• [Aim of the task]: In the data below, find every line with the string "Sector" and pull it out.

[Dataset records on visual material]
--- Begin ---

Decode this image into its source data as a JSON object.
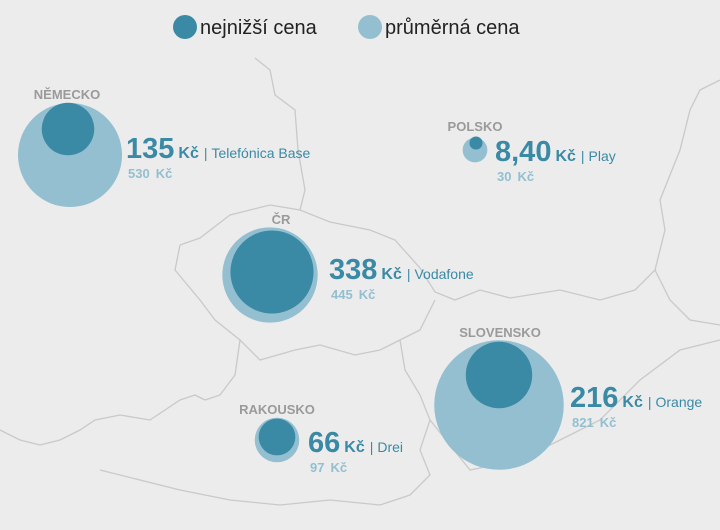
{
  "legend": [
    {
      "name": "nejnižší cena",
      "color": "#3a8aa5"
    },
    {
      "name": "průměrná cena",
      "color": "#93bfd0"
    }
  ],
  "unit": "Kč",
  "separator": "|",
  "regions": [
    {
      "name": "NĚMECKO",
      "lowest": 135,
      "operator": "Telefónica Base",
      "average": 530
    },
    {
      "name": "ČR",
      "lowest": 338,
      "operator": "Vodafone",
      "average": 445
    },
    {
      "name": "POLSKO",
      "lowest": 8.4,
      "lowest_label": "8,40",
      "operator": "Play",
      "average": 30
    },
    {
      "name": "SLOVENSKO",
      "lowest": 216,
      "operator": "Orange",
      "average": 821
    },
    {
      "name": "RAKOUSKO",
      "lowest": 66,
      "operator": "Drei",
      "average": 97
    }
  ]
}
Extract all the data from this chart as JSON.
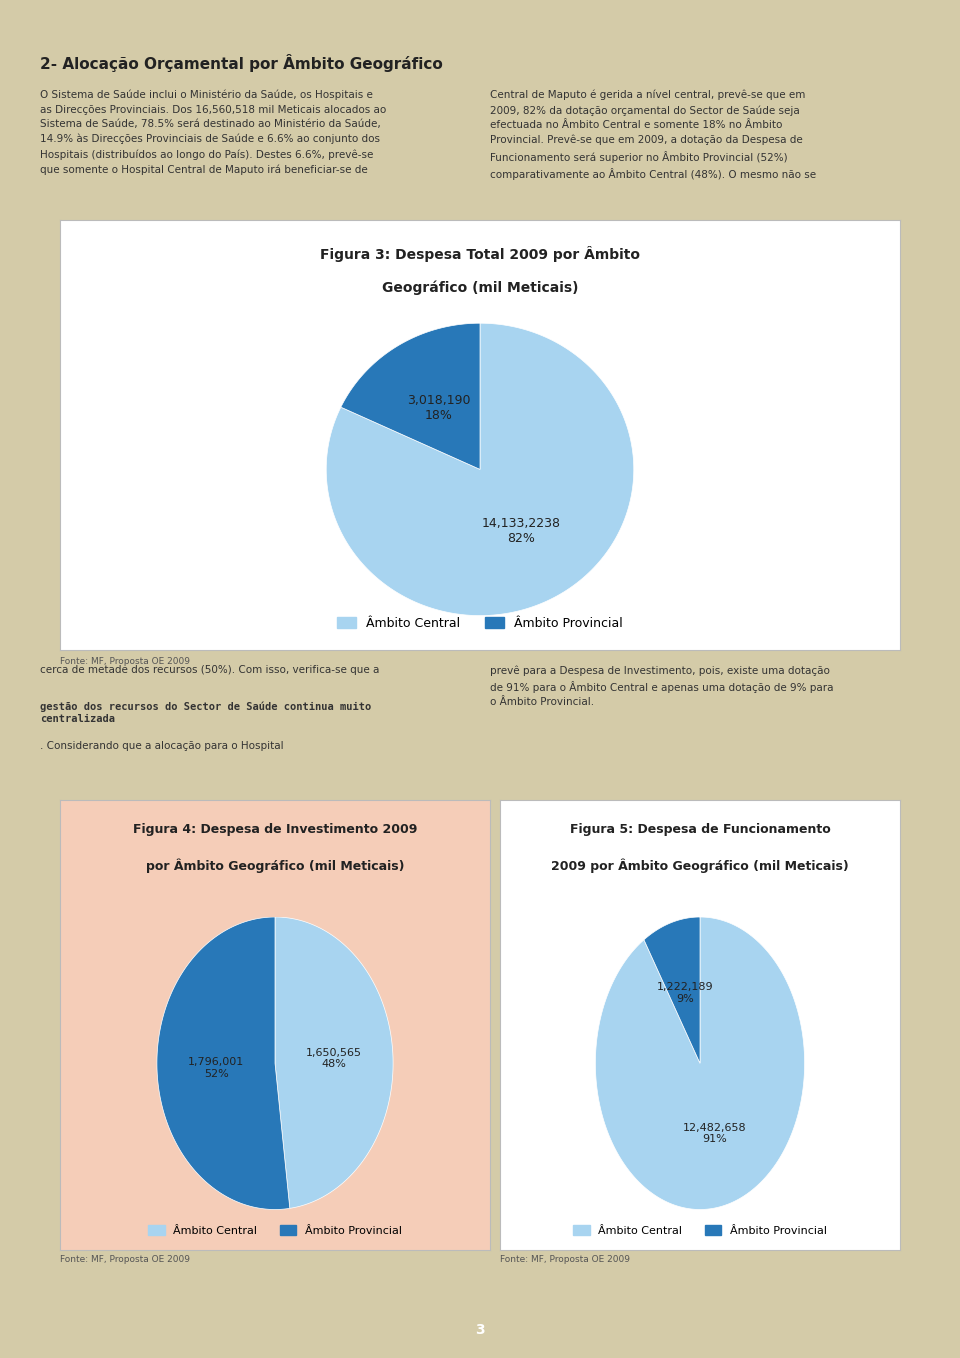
{
  "page_bg": "#d4cba8",
  "page_width": 9.6,
  "page_height": 13.58,
  "section_title": "2- Alocação Orçamental por Âmbito Geográfico",
  "left_text_1": "O Sistema de Saúde inclui o Ministério da Saúde, os Hospitais e\nas Direcções Provinciais. Dos 16,560,518 mil Meticais alocados ao\nSistema de Saúde, 78.5% será destinado ao Ministério da Saúde,\n14.9% às Direcções Provinciais de Saúde e 6.6% ao conjunto dos\nHospitais (distribuídos ao longo do País). Destes 6.6%, prevê-se\nque somente o Hospital Central de Maputo irá beneficiar-se de",
  "right_text_1": "Central de Maputo é gerida a nível central, prevê-se que em\n2009, 82% da dotação orçamental do Sector de Saúde seja\nefectuada no Âmbito Central e somente 18% no Âmbito\nProvincial. Prevê-se que em 2009, a dotação da Despesa de\nFuncionamento será superior no Âmbito Provincial (52%)\ncomparativamente ao Âmbito Central (48%). O mesmo não se",
  "fig3_title_line1": "Figura 3: Despesa Total 2009 por Âmbito",
  "fig3_title_line2": "Geográfico (mil Meticais)",
  "fig3_values": [
    14133.2238,
    3018.19
  ],
  "fig3_colors": [
    "#a8d4f0",
    "#2878b8"
  ],
  "fig3_legend": [
    "Âmbito Central",
    "Âmbito Provincial"
  ],
  "fig3_source": "Fonte: MF, Proposta OE 2009",
  "mid_left_text_normal": "cerca de metade dos recursos (50%). Com isso, verifica-se que a",
  "mid_left_text_bold": "gestão dos recursos do Sector de Saúde continua muito\ncentralizada",
  "mid_left_text_end": ". Considerando que a alocação para o Hospital",
  "mid_right_text": "prevê para a Despesa de Investimento, pois, existe uma dotação\nde 91% para o Âmbito Central e apenas uma dotação de 9% para\no Âmbito Provincial.",
  "fig4_title_line1": "Figura 4: Despesa de Investimento 2009",
  "fig4_title_line2": "por Âmbito Geográfico (mil Meticais)",
  "fig4_values": [
    1650.565,
    1796.001
  ],
  "fig4_colors": [
    "#a8d4f0",
    "#2878b8"
  ],
  "fig4_bg": "#f5cdb8",
  "fig4_legend": [
    "Âmbito Central",
    "Âmbito Provincial"
  ],
  "fig4_source": "Fonte: MF, Proposta OE 2009",
  "fig5_title_line1": "Figura 5: Despesa de Funcionamento",
  "fig5_title_line2": "2009 por Âmbito Geográfico (mil Meticais)",
  "fig5_values": [
    12482.658,
    1222.189
  ],
  "fig5_colors": [
    "#a8d4f0",
    "#2878b8"
  ],
  "fig5_bg": "#ffffff",
  "fig5_legend": [
    "Âmbito Central",
    "Âmbito Provincial"
  ],
  "fig5_source": "Fonte: MF, Proposta OE 2009",
  "page_num": "3",
  "fig3_label1": "14,133,2238\n82%",
  "fig3_label2": "3,018,190\n18%",
  "fig4_label1": "1,650,565\n48%",
  "fig4_label2": "1,796,001\n52%",
  "fig5_label1": "12,482,658\n91%",
  "fig5_label2": "1,222,189\n9%"
}
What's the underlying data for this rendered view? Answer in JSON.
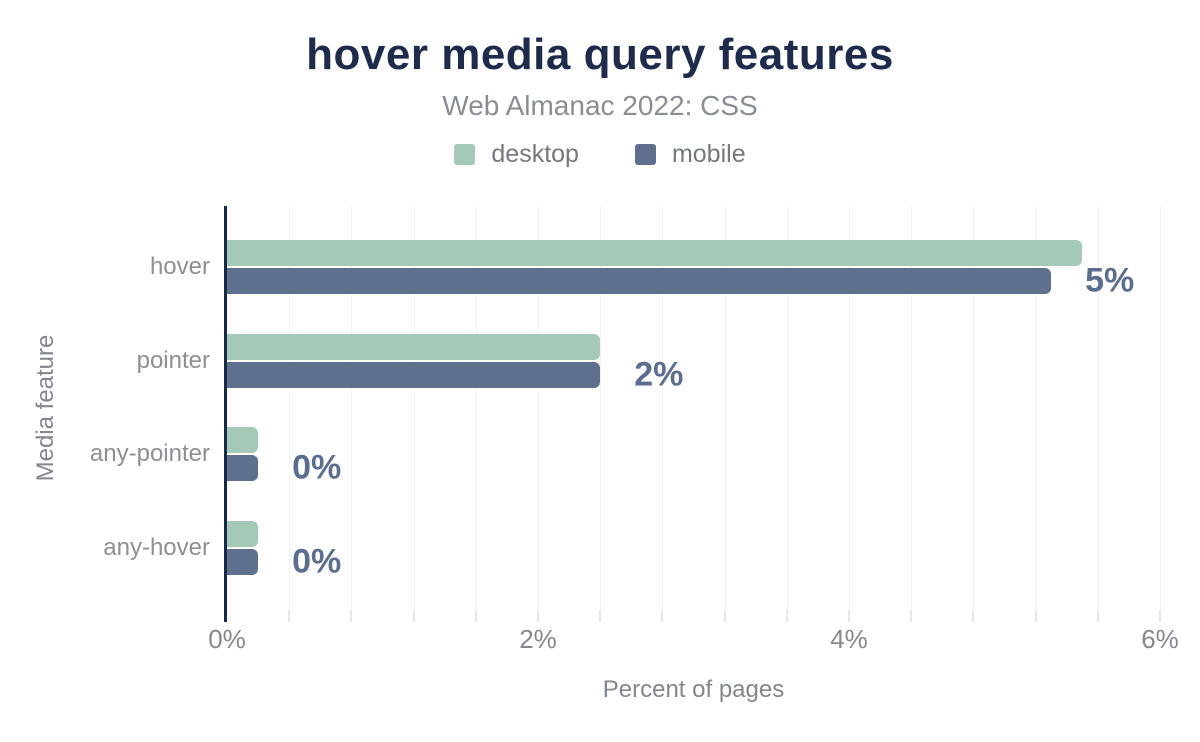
{
  "chart_data": {
    "type": "bar",
    "orientation": "horizontal",
    "title": "hover media query features",
    "subtitle": "Web Almanac 2022: CSS",
    "categories": [
      "hover",
      "pointer",
      "any-pointer",
      "any-hover"
    ],
    "series": [
      {
        "name": "desktop",
        "color": "#a4c9b6",
        "values": [
          5.5,
          2.4,
          0.2,
          0.2
        ]
      },
      {
        "name": "mobile",
        "color": "#5e708d",
        "values": [
          5.3,
          2.4,
          0.2,
          0.2
        ]
      }
    ],
    "value_labels": [
      "5%",
      "2%",
      "0%",
      "0%"
    ],
    "value_label_color": "#5b6e90",
    "xlabel": "Percent of pages",
    "ylabel": "Media feature",
    "xlim": [
      0,
      6
    ],
    "x_tick_values": [
      0,
      2,
      4,
      6
    ],
    "x_tick_labels": [
      "0%",
      "2%",
      "4%",
      "6%"
    ],
    "minor_grid_step": 0.4,
    "grid": "minor vertical gridlines, light gray",
    "legend_position": "top",
    "axis_line_color": "#16294a",
    "title_color": "#1e2b4d",
    "subtitle_color": "#898d95"
  }
}
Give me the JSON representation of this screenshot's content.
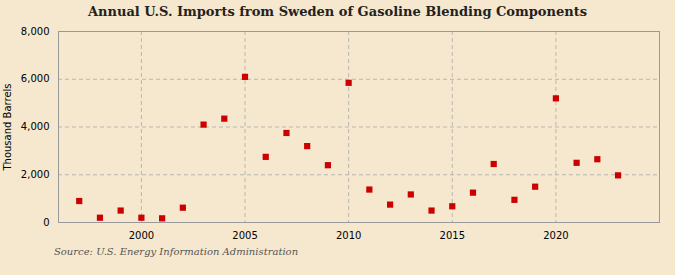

--- End ---

• [Answer below]:
  "right_text_1": "Central de Maputo é gerida a nível central, prevê-se que em\n2009, 82% da dotação orçamental do Sector de Saúde seja\nefectuada no Âmbito Central e somente 18% no Âmbito\nProvincial. Prevê-se que em 2009, a dotação da Despesa de\nFuncionamento será superior no Âmbito Provincial (52%)\ncomparativamente ao Âmbito Central (48%). O mesmo não se",
  "mid_left_text_bold": "gestão dos recursos do Sector de Saúde continua muito\ncentralizada",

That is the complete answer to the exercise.